◆ **Entries supplied**
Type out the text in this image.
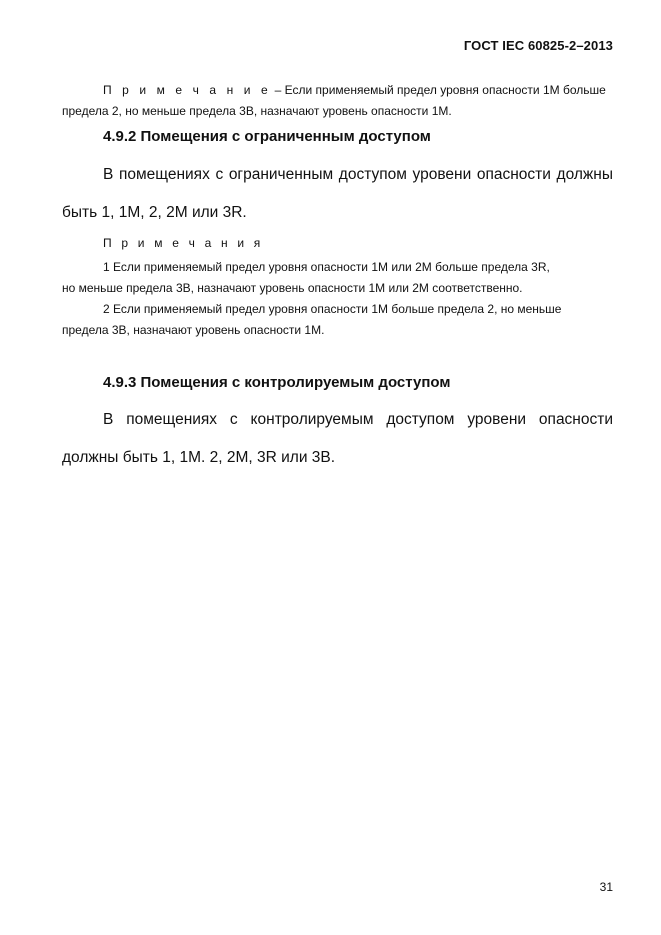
ГОСТ IEC 60825-2–2013
П р и м е ч а н и е – Если применяемый предел уровня опасности 1М больше
предела 2, но меньше предела 3В, назначают уровень опасности 1М.
4.9.2 Помещения с ограниченным доступом
В помещениях с ограниченным доступом уровени опасности должны
быть 1, 1М, 2, 2М или 3R.
П р и м е ч а н и я
1 Если применяемый предел уровня опасности 1М или 2М больше предела 3R,
но меньше предела 3В, назначают уровень опасности 1М или 2М соответственно.
2 Если применяемый предел уровня опасности 1М больше предела 2, но меньше
предела 3В, назначают уровень опасности 1М.
4.9.3 Помещения с контролируемым доступом
В помещениях с контролируемым доступом уровени опасности
должны быть 1, 1М. 2, 2М, 3R или 3В.
31
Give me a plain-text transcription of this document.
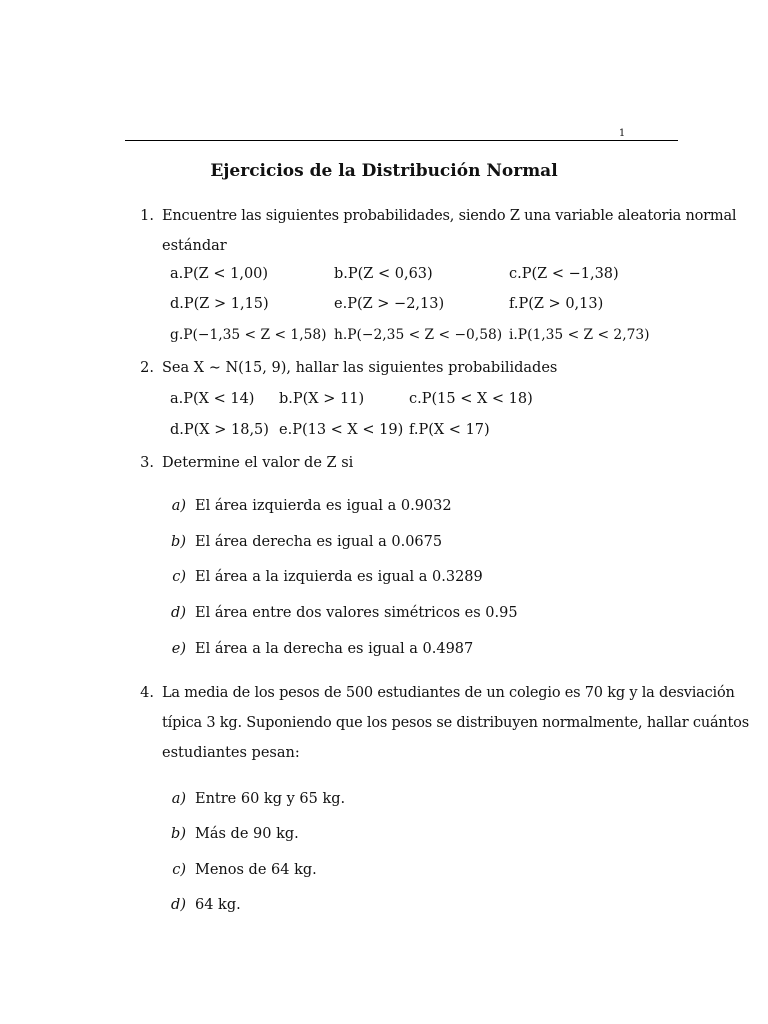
1
Ejercicios de la Distribución Normal
1. Encuentre las siguientes probabilidades, siendo Z una variable aleatoria normal
estándar
a.P(Z < 1,00)	b.P(Z < 0,63)	c.P(Z < −1,38)
d.P(Z > 1,15)	e.P(Z > −2,13)	f.P(Z > 0,13)
g.P(−1,35 < Z < 1,58) h.P(−2,35 < Z < −0,58) i.P(1,35 < Z < 2,73)
2. Sea X ∼ N(15, 9), hallar las siguientes probabilidades
a.P(X < 14) b.P(X > 11)	c.P(15 < X < 18)
d.P(X > 18,5) e.P(13 < X < 19) f.P(X < 17)
3. Determine el valor de Z si
a) El área izquierda es igual a 0.9032
b) El área derecha es igual a 0.0675
c) El área a la izquierda es igual a 0.3289
d) El área entre dos valores simétricos es 0.95
e) El área a la derecha es igual a 0.4987
4. La media de los pesos de 500 estudiantes de un colegio es 70 kg y la desviación
típica 3 kg. Suponiendo que los pesos se distribuyen normalmente, hallar cuántos
estudiantes pesan:
a) Entre 60 kg y 65 kg.
b) Más de 90 kg.
c) Menos de 64 kg.
d) 64 kg.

◆ **Goal**
Pull every line containing the word "hallar" out of the material.

◆ **Solution**
2. Sea X ∼ N(15, 9), hallar las siguientes probabilidades
típica 3 kg. Suponiendo que los pesos se distribuyen normalmente, hallar cuántos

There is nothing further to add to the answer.